**Information shown**
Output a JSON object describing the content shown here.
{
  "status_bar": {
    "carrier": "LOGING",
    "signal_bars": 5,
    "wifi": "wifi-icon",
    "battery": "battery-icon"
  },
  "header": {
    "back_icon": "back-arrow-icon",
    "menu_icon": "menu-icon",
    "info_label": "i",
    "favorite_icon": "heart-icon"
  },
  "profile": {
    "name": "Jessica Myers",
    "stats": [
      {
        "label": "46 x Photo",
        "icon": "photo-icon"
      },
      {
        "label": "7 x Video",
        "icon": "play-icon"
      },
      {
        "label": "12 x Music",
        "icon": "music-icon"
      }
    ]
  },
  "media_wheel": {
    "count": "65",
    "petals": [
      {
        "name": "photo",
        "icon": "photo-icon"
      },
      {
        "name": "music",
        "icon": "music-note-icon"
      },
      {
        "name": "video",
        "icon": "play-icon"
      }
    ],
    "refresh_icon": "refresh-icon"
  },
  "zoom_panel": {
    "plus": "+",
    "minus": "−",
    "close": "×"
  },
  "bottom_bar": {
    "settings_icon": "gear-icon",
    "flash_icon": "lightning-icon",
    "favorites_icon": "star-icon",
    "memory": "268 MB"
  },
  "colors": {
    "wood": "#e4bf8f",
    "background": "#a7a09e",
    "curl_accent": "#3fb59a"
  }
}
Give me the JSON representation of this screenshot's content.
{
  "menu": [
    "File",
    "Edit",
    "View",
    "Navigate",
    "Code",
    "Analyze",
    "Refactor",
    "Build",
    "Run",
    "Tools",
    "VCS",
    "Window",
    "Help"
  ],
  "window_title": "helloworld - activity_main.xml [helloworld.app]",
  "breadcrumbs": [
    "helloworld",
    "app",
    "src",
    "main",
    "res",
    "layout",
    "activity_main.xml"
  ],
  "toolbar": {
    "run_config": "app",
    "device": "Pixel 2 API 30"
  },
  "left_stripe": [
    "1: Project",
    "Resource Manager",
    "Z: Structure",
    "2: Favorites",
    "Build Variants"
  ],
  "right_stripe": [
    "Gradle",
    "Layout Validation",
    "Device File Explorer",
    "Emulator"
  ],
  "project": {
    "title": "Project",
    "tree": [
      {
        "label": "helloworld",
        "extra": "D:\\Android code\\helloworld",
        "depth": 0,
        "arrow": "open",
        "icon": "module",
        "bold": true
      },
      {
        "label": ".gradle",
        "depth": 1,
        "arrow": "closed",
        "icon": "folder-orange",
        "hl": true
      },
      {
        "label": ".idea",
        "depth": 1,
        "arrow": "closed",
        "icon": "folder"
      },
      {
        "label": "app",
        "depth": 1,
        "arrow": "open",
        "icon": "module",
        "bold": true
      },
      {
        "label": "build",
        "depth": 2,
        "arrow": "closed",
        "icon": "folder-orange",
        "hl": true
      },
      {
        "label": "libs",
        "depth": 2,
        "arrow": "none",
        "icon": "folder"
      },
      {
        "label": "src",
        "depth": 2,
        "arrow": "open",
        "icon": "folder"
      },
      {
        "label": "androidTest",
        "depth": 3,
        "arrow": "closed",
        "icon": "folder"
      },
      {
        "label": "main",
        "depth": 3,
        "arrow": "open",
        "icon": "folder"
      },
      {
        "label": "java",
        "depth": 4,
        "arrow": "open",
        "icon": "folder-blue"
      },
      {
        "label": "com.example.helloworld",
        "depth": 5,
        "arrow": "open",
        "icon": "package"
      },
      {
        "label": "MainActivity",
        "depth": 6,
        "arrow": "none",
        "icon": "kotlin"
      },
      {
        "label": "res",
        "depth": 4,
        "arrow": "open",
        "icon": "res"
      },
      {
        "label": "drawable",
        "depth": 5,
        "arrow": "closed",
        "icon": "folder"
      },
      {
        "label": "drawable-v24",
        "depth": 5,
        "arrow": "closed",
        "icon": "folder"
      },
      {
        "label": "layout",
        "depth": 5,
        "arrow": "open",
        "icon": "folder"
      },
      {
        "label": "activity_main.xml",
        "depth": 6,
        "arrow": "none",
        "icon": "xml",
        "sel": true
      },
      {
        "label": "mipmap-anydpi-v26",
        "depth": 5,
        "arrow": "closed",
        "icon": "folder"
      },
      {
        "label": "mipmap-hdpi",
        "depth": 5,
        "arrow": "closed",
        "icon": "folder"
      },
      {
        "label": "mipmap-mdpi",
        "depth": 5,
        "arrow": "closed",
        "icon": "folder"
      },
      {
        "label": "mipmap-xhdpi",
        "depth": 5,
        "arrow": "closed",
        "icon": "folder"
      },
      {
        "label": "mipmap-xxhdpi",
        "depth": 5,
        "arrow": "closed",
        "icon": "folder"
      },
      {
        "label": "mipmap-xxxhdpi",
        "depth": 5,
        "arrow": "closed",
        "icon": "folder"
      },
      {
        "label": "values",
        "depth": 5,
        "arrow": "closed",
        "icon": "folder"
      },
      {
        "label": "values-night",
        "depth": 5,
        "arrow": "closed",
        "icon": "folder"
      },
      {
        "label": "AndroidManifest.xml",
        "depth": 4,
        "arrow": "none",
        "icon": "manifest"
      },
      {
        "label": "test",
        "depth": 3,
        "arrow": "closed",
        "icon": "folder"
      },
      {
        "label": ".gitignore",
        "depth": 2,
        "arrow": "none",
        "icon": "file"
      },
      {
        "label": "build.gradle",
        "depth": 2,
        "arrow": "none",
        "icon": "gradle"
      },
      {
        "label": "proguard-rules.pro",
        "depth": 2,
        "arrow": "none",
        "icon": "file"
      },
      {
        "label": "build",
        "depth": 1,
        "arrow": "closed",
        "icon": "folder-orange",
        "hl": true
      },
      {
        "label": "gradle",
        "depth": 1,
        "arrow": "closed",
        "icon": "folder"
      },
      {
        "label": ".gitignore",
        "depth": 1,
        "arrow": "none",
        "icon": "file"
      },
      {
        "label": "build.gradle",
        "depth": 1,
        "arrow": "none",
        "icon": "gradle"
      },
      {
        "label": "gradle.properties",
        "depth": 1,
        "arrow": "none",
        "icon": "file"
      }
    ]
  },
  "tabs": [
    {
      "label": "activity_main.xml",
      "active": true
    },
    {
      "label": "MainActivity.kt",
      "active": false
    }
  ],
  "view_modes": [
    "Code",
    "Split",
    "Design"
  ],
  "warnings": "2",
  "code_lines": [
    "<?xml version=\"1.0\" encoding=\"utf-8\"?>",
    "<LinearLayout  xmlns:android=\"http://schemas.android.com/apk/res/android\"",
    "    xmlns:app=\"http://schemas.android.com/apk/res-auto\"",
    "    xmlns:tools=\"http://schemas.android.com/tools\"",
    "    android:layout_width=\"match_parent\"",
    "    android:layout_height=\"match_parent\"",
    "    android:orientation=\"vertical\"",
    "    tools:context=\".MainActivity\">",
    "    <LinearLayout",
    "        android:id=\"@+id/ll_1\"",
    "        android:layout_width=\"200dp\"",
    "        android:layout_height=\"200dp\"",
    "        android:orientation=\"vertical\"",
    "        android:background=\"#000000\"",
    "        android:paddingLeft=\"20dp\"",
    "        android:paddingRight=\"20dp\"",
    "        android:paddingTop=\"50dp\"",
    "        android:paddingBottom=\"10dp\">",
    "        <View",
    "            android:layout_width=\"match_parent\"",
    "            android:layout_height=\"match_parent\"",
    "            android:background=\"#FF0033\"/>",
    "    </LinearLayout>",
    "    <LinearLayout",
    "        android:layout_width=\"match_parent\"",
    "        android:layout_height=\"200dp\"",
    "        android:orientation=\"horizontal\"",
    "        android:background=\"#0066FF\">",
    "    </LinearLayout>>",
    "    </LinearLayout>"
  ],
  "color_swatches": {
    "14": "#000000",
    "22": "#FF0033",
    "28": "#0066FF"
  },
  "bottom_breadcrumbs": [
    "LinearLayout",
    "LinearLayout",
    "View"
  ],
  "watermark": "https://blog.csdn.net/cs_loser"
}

**What the exercise asks**
Identify each line in the records above containing the word "schemas"; copy those lines.

**Answer to this task**
    "<LinearLayout  xmlns:android=\"http://schemas.android.com/apk/res/android\"",
    "    xmlns:app=\"http://schemas.android.com/apk/res-auto\"",
    "    xmlns:tools=\"http://schemas.android.com/tools\"",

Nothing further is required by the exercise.